• Stated goal
Wherever a line in the data below holds "title", copy that line.

[Records from a data collection]
<<<<
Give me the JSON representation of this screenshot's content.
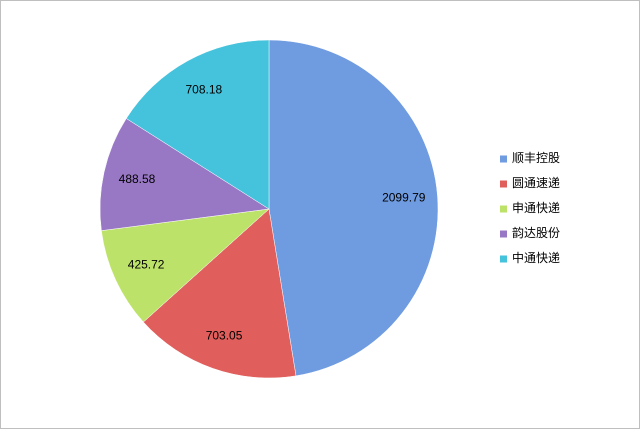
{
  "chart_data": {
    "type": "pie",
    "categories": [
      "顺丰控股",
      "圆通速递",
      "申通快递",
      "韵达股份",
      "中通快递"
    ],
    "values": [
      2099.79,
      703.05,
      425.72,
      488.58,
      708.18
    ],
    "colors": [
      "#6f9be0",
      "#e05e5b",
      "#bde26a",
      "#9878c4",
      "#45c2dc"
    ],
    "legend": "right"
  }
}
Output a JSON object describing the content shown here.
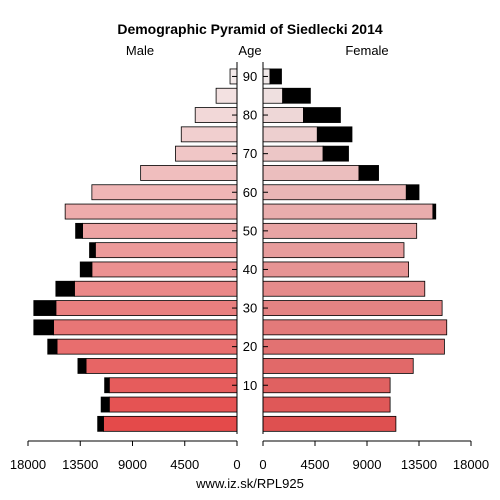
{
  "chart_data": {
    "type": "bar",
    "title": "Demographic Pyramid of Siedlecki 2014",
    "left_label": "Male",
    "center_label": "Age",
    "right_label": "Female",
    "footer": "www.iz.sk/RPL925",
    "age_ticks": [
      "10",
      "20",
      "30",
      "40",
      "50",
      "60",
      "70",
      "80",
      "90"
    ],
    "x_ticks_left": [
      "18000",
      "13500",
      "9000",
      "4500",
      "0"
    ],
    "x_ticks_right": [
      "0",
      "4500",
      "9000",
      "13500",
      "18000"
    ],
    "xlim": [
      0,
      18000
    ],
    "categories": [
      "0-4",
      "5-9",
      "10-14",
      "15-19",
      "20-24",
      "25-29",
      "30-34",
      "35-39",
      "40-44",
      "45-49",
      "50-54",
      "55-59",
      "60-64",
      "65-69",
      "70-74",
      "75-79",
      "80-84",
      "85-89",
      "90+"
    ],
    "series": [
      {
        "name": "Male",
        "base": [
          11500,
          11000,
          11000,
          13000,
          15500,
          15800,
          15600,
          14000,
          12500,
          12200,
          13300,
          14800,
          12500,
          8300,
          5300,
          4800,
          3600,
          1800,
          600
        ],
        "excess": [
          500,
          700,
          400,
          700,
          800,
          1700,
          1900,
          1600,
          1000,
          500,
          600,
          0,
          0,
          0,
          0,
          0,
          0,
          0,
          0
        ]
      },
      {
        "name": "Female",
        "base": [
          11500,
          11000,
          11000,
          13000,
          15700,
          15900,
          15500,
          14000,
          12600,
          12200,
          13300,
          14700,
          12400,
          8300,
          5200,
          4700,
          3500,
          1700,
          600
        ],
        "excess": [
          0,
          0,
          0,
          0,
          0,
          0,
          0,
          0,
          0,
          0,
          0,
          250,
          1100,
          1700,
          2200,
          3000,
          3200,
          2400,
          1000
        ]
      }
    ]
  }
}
>>>>
<<<<
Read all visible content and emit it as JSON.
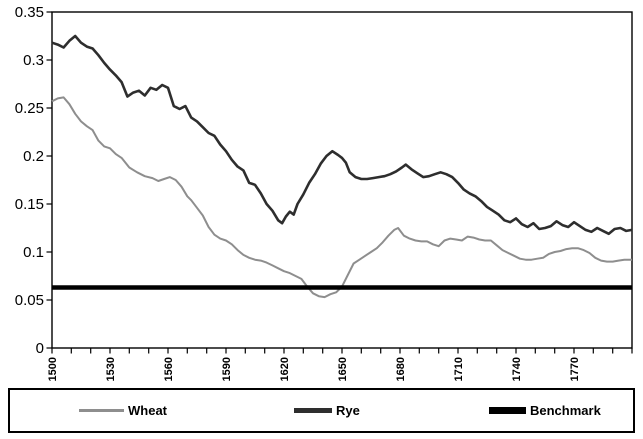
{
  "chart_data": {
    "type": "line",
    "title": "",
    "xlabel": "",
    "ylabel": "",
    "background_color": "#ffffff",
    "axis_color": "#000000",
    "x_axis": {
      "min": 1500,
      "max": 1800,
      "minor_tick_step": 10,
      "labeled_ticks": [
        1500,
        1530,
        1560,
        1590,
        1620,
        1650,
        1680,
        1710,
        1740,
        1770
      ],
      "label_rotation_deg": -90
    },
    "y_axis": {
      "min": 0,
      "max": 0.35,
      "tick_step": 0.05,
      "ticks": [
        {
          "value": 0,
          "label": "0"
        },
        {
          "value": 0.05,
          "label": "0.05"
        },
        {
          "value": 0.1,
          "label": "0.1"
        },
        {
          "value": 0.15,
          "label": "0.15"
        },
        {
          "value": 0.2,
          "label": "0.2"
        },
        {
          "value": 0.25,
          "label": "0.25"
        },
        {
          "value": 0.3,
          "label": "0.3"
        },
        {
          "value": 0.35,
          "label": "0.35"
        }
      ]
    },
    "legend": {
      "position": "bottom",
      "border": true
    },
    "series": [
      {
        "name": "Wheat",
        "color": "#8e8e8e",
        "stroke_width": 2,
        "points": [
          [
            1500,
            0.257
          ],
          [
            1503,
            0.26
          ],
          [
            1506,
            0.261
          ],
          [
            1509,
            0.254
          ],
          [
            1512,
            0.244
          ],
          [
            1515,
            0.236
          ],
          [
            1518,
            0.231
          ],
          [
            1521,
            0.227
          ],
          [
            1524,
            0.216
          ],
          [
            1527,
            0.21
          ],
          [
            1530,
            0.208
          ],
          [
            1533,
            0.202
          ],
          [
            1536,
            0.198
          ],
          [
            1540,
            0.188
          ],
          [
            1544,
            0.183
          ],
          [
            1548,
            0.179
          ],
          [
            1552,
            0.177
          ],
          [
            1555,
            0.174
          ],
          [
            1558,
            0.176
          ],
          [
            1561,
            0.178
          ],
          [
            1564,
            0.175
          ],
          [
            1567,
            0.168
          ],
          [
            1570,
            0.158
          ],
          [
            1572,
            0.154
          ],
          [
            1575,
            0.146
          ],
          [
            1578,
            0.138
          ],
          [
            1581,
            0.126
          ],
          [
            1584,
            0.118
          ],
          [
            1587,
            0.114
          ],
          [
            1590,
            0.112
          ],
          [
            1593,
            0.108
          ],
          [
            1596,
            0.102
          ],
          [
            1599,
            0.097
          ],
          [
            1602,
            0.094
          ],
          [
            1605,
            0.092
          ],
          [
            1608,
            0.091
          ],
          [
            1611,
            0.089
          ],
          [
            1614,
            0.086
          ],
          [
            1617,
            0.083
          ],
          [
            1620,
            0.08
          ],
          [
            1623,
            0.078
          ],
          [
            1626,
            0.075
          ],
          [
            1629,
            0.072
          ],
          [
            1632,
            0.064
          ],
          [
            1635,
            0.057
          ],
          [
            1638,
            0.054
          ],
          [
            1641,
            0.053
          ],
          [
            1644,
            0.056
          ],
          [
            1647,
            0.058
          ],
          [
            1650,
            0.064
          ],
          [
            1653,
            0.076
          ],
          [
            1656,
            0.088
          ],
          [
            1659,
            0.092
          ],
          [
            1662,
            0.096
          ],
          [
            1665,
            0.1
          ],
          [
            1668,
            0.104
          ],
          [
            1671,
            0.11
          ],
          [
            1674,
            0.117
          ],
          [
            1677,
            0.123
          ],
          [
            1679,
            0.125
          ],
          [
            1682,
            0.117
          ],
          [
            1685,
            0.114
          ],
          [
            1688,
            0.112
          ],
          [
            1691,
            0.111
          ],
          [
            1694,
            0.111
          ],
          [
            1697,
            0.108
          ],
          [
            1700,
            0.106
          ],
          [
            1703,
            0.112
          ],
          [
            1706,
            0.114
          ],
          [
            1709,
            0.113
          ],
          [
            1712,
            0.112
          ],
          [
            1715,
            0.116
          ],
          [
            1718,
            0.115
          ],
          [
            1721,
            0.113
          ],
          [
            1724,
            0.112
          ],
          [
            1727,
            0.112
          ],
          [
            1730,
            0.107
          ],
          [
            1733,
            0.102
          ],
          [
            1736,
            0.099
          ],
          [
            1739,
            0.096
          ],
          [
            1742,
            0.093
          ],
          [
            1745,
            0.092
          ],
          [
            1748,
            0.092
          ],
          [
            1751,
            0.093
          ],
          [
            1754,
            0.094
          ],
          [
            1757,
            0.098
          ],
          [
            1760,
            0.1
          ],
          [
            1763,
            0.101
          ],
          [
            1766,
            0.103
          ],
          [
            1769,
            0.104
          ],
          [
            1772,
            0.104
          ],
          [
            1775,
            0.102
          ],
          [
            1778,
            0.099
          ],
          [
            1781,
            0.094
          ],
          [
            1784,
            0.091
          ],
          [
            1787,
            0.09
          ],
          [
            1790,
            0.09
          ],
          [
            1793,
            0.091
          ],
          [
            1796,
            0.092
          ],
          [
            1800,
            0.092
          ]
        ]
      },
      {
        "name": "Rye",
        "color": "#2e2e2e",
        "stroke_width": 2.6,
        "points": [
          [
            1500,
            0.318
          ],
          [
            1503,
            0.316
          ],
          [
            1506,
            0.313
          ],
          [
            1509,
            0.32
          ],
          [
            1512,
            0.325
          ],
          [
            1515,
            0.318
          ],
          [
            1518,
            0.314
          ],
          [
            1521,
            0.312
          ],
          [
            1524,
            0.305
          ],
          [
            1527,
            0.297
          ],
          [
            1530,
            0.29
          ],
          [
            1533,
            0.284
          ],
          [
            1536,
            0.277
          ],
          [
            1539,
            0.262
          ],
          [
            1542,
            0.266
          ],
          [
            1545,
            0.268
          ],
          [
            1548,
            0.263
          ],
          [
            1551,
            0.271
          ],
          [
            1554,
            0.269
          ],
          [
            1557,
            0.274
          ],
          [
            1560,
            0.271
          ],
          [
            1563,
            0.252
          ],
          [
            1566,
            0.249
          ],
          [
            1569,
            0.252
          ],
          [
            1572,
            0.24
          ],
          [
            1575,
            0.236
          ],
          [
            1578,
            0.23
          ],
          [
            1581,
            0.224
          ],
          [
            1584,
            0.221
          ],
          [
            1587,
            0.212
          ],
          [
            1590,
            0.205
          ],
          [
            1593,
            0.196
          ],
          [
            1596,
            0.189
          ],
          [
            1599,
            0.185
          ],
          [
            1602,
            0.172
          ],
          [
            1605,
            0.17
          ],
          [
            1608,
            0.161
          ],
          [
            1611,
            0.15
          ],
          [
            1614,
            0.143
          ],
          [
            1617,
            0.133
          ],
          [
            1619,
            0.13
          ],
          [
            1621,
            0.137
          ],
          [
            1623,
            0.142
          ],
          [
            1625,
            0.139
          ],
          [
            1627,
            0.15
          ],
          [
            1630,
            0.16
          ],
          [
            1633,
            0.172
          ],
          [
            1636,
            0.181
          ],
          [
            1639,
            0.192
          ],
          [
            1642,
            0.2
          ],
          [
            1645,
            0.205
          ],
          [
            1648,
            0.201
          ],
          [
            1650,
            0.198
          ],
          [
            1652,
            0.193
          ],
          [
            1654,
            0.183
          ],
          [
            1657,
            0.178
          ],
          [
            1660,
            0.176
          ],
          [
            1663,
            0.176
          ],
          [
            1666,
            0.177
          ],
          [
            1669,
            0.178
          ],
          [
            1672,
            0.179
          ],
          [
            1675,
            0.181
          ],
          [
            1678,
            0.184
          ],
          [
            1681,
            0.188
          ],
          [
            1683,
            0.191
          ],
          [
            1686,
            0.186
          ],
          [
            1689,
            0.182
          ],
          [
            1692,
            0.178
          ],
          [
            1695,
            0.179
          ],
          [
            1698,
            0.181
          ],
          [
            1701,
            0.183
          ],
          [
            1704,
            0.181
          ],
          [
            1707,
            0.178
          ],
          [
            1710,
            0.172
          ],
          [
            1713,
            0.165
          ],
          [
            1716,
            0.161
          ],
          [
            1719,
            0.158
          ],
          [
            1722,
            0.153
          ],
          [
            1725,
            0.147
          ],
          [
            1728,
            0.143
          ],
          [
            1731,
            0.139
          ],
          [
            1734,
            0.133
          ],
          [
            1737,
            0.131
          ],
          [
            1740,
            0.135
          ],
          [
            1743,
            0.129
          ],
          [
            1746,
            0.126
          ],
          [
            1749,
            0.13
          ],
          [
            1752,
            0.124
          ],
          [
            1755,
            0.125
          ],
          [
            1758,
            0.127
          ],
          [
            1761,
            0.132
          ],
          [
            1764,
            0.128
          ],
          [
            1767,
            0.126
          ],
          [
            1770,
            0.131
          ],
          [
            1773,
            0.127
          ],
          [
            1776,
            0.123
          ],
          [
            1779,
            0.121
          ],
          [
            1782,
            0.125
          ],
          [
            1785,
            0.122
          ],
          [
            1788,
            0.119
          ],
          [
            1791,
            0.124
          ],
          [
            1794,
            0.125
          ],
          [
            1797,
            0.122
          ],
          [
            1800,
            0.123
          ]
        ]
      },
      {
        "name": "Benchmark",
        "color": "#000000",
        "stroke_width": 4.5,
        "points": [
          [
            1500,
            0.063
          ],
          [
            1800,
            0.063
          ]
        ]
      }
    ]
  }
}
>>>>
• Task answer
    "title": "Demographic Pyramid of Siedlecki 2014",
    "title": "",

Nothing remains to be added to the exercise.